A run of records
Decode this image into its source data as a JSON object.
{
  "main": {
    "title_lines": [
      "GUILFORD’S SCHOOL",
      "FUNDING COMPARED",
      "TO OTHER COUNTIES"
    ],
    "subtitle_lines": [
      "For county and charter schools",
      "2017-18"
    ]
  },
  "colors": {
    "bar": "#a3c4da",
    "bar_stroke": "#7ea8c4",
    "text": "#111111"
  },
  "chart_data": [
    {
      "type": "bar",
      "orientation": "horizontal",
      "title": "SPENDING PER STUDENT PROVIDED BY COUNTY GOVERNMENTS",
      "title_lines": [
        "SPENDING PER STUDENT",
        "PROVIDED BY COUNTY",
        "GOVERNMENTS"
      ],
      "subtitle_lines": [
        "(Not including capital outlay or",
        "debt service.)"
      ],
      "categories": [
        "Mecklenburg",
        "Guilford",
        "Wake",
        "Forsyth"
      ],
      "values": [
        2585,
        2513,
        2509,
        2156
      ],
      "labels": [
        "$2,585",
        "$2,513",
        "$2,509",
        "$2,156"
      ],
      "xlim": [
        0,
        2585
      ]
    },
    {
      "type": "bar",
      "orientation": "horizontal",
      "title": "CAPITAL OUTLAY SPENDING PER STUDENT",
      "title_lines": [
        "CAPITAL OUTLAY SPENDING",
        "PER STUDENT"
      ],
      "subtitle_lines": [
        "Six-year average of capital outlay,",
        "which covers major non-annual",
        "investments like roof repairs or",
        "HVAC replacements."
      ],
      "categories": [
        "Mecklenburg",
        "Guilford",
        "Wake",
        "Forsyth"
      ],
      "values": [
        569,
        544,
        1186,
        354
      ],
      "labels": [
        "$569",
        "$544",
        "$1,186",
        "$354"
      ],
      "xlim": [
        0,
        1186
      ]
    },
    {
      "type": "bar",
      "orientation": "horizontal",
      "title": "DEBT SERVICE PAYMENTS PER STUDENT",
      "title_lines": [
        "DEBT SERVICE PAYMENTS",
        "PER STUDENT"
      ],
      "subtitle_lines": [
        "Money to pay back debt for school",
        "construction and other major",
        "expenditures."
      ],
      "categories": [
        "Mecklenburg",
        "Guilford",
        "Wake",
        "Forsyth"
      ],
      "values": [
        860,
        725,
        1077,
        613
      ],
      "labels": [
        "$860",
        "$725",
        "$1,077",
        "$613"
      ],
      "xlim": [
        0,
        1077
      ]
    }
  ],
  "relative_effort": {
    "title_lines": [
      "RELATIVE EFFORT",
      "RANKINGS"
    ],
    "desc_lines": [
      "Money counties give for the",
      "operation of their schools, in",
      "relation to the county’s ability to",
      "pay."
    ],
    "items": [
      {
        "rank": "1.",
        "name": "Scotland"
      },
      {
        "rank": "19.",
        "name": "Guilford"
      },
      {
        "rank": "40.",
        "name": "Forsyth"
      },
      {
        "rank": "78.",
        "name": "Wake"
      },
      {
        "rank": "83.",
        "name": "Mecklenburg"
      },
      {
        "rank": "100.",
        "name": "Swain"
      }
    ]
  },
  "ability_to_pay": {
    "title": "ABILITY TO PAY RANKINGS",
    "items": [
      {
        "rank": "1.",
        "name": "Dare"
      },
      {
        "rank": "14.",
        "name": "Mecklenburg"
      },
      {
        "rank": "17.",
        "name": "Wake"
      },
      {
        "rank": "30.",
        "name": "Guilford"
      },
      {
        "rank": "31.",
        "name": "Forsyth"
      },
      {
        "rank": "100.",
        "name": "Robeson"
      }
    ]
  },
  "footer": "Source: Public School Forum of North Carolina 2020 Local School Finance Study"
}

# Given task
Please repeat all the records above exactly as they appear.

# Response to the exercise
Decode this image into its source data as a JSON object.
{
  "main": {
    "title_lines": [
      "GUILFORD’S SCHOOL",
      "FUNDING COMPARED",
      "TO OTHER COUNTIES"
    ],
    "subtitle_lines": [
      "For county and charter schools",
      "2017-18"
    ]
  },
  "colors": {
    "bar": "#a3c4da",
    "bar_stroke": "#7ea8c4",
    "text": "#111111"
  },
  "chart_data": [
    {
      "type": "bar",
      "orientation": "horizontal",
      "title": "SPENDING PER STUDENT PROVIDED BY COUNTY GOVERNMENTS",
      "title_lines": [
        "SPENDING PER STUDENT",
        "PROVIDED BY COUNTY",
        "GOVERNMENTS"
      ],
      "subtitle_lines": [
        "(Not including capital outlay or",
        "debt service.)"
      ],
      "categories": [
        "Mecklenburg",
        "Guilford",
        "Wake",
        "Forsyth"
      ],
      "values": [
        2585,
        2513,
        2509,
        2156
      ],
      "labels": [
        "$2,585",
        "$2,513",
        "$2,509",
        "$2,156"
      ],
      "xlim": [
        0,
        2585
      ]
    },
    {
      "type": "bar",
      "orientation": "horizontal",
      "title": "CAPITAL OUTLAY SPENDING PER STUDENT",
      "title_lines": [
        "CAPITAL OUTLAY SPENDING",
        "PER STUDENT"
      ],
      "subtitle_lines": [
        "Six-year average of capital outlay,",
        "which covers major non-annual",
        "investments like roof repairs or",
        "HVAC replacements."
      ],
      "categories": [
        "Mecklenburg",
        "Guilford",
        "Wake",
        "Forsyth"
      ],
      "values": [
        569,
        544,
        1186,
        354
      ],
      "labels": [
        "$569",
        "$544",
        "$1,186",
        "$354"
      ],
      "xlim": [
        0,
        1186
      ]
    },
    {
      "type": "bar",
      "orientation": "horizontal",
      "title": "DEBT SERVICE PAYMENTS PER STUDENT",
      "title_lines": [
        "DEBT SERVICE PAYMENTS",
        "PER STUDENT"
      ],
      "subtitle_lines": [
        "Money to pay back debt for school",
        "construction and other major",
        "expenditures."
      ],
      "categories": [
        "Mecklenburg",
        "Guilford",
        "Wake",
        "Forsyth"
      ],
      "values": [
        860,
        725,
        1077,
        613
      ],
      "labels": [
        "$860",
        "$725",
        "$1,077",
        "$613"
      ],
      "xlim": [
        0,
        1077
      ]
    }
  ],
  "relative_effort": {
    "title_lines": [
      "RELATIVE EFFORT",
      "RANKINGS"
    ],
    "desc_lines": [
      "Money counties give for the",
      "operation of their schools, in",
      "relation to the county’s ability to",
      "pay."
    ],
    "items": [
      {
        "rank": "1.",
        "name": "Scotland"
      },
      {
        "rank": "19.",
        "name": "Guilford"
      },
      {
        "rank": "40.",
        "name": "Forsyth"
      },
      {
        "rank": "78.",
        "name": "Wake"
      },
      {
        "rank": "83.",
        "name": "Mecklenburg"
      },
      {
        "rank": "100.",
        "name": "Swain"
      }
    ]
  },
  "ability_to_pay": {
    "title": "ABILITY TO PAY RANKINGS",
    "items": [
      {
        "rank": "1.",
        "name": "Dare"
      },
      {
        "rank": "14.",
        "name": "Mecklenburg"
      },
      {
        "rank": "17.",
        "name": "Wake"
      },
      {
        "rank": "30.",
        "name": "Guilford"
      },
      {
        "rank": "31.",
        "name": "Forsyth"
      },
      {
        "rank": "100.",
        "name": "Robeson"
      }
    ]
  },
  "footer": "Source: Public School Forum of North Carolina 2020 Local School Finance Study"
}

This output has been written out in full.